YOUR TASK: Print every entry exactly as written.

DATASET EXTRACT:
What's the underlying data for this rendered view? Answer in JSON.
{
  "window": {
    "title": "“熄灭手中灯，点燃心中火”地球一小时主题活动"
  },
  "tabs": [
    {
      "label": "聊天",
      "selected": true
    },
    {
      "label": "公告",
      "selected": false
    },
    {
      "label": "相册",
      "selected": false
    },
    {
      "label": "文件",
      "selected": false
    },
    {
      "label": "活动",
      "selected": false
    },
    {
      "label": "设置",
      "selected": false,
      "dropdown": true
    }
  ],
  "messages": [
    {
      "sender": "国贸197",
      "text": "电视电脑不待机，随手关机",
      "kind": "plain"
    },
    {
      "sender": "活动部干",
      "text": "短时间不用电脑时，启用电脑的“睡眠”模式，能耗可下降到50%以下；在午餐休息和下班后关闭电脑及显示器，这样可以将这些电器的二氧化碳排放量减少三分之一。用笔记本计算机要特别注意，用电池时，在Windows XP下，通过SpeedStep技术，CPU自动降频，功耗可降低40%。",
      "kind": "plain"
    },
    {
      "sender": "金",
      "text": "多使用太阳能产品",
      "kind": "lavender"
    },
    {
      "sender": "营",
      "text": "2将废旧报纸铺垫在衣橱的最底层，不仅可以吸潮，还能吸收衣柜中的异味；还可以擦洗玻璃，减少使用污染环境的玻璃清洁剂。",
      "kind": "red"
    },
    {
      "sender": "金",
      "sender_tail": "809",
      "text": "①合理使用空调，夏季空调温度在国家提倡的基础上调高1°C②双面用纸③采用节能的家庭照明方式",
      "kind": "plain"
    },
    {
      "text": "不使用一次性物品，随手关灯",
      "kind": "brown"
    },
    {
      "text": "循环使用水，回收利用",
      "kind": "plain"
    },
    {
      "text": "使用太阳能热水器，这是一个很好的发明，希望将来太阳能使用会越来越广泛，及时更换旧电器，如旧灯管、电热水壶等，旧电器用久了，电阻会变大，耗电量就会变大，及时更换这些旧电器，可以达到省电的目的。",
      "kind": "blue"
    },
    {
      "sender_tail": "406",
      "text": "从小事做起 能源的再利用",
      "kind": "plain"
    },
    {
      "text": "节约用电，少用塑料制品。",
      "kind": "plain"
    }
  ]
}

EXERCISE SOLUTION:
What's the underlying data for this rendered view? Answer in JSON.
{
  "window": {
    "title": "“熄灭手中灯，点燃心中火”地球一小时主题活动"
  },
  "tabs": [
    {
      "label": "聊天",
      "selected": true
    },
    {
      "label": "公告",
      "selected": false
    },
    {
      "label": "相册",
      "selected": false
    },
    {
      "label": "文件",
      "selected": false
    },
    {
      "label": "活动",
      "selected": false
    },
    {
      "label": "设置",
      "selected": false,
      "dropdown": true
    }
  ],
  "messages": [
    {
      "sender": "国贸197",
      "text": "电视电脑不待机，随手关机",
      "kind": "plain"
    },
    {
      "sender": "活动部干",
      "text": "短时间不用电脑时，启用电脑的“睡眠”模式，能耗可下降到50%以下；在午餐休息和下班后关闭电脑及显示器，这样可以将这些电器的二氧化碳排放量减少三分之一。用笔记本计算机要特别注意，用电池时，在Windows XP下，通过SpeedStep技术，CPU自动降频，功耗可降低40%。",
      "kind": "plain"
    },
    {
      "sender": "金",
      "text": "多使用太阳能产品",
      "kind": "lavender"
    },
    {
      "sender": "营",
      "text": "2将废旧报纸铺垫在衣橱的最底层，不仅可以吸潮，还能吸收衣柜中的异味；还可以擦洗玻璃，减少使用污染环境的玻璃清洁剂。",
      "kind": "red"
    },
    {
      "sender": "金",
      "sender_tail": "809",
      "text": "①合理使用空调，夏季空调温度在国家提倡的基础上调高1°C②双面用纸③采用节能的家庭照明方式",
      "kind": "plain"
    },
    {
      "text": "不使用一次性物品，随手关灯",
      "kind": "brown"
    },
    {
      "text": "循环使用水，回收利用",
      "kind": "plain"
    },
    {
      "text": "使用太阳能热水器，这是一个很好的发明，希望将来太阳能使用会越来越广泛，及时更换旧电器，如旧灯管、电热水壶等，旧电器用久了，电阻会变大，耗电量就会变大，及时更换这些旧电器，可以达到省电的目的。",
      "kind": "blue"
    },
    {
      "sender_tail": "406",
      "text": "从小事做起 能源的再利用",
      "kind": "plain"
    },
    {
      "text": "节约用电，少用塑料制品。",
      "kind": "plain"
    }
  ]
}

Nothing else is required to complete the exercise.